To do
Extract from the listing each line in which the word "teams" appears.
── Items
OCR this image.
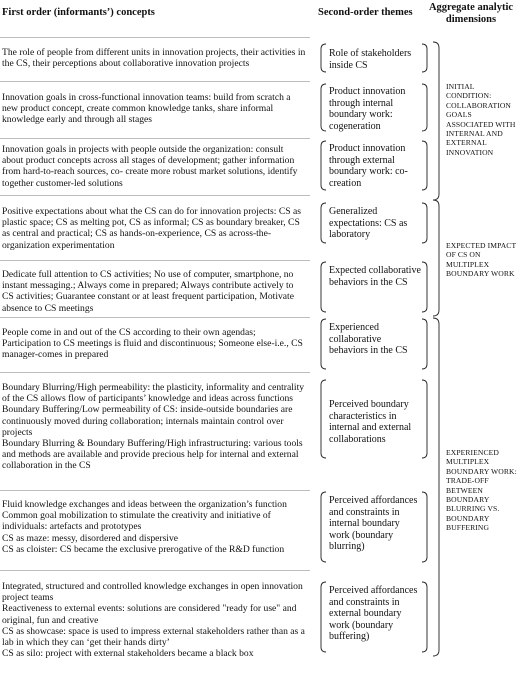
First order (informants’) concepts	Second-order themes	Aggregate analytic dimensions
The role of people from different units in innovation projects, their activities in the CS, their perceptions about collaborative innovation projects
Innovation goals in cross-functional innovation teams: build from scratch a new product concept, create common knowledge tanks, share informal knowledge early and through all stages
Innovation goals in projects with people outside the organization: consult about product concepts across all stages of development; gather information from hard-to-reach sources, co- create more robust market solutions, identify together customer-led solutions
Positive expectations about what the CS can do for innovation projects: CS as plastic space; CS as melting pot, CS as informal; CS as boundary breaker, CS as central and practical; CS as hands-on-experience, CS as across-the-organization experimentation
Dedicate full attention to CS activities; No use of computer, smartphone, no instant messaging.; Always come in prepared; Always contribute actively to CS activities; Guarantee constant or at least frequent participation, Motivate absence to CS meetings
People come in and out of the CS according to their own agendas; Participation to CS meetings is fluid and discontinuous; Someone else-i.e., CS manager-comes in prepared
Boundary Blurring/High permeability: the plasticity, informality and centrality of the CS allows flow of participants’ knowledge and ideas across functions
Boundary Buffering/Low permeability of CS: inside-outside boundaries are continuously moved during collaboration; internals maintain control over projects
Boundary Blurring & Boundary Buffering/High infrastructuring: various tools and methods are available and provide precious help for internal and external collaboration in the CS
Fluid knowledge exchanges and ideas between the organization’s function
Common goal mobilization to stimulate the creativity and initiative of individuals: artefacts and prototypes
CS as maze: messy, disordered and dispersive
CS as cloister: CS became the exclusive prerogative of the R&D function
Integrated, structured and controlled knowledge exchanges in open innovation project teams
Reactiveness to external events: solutions are considered "ready for use" and original, fun and creative
CS as showcase: space is used to impress external stakeholders rather than as a lab in which they can ‘get their hands dirty’
CS as silo: project with external stakeholders became a black box
Role of stakeholders inside CS
Product innovation through internal boundary work: cogeneration
Product innovation through external boundary work: co-creation
Generalized expectations: CS as laboratory
Expected collaborative behaviors in the CS
Experienced collaborative behaviors in the CS
Perceived boundary characteristics in internal and external collaborations
Perceived affordances and constraints in internal boundary work (boundary blurring)
Perceived affordances and constraints in external boundary work (boundary buffering)
INITIAL CONDITION: COLLABORATION GOALS ASSOCIATED WITH INTERNAL AND EXTERNAL INNOVATION
EXPECTED IMPACT OF CS ON MULTIPLEX BOUNDARY WORK
EXPERIENCED MULTIPLEX BOUNDARY WORK: TRADE-OFF BETWEEN BOUNDARY BLURRING VS. BOUNDARY BUFFERING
────
Correct result
Innovation goals in cross-functional innovation teams: build from scratch a new product concept, create common knowledge tanks, share informal knowledge early and through all stages
Integrated, structured and controlled knowledge exchanges in open innovation project teams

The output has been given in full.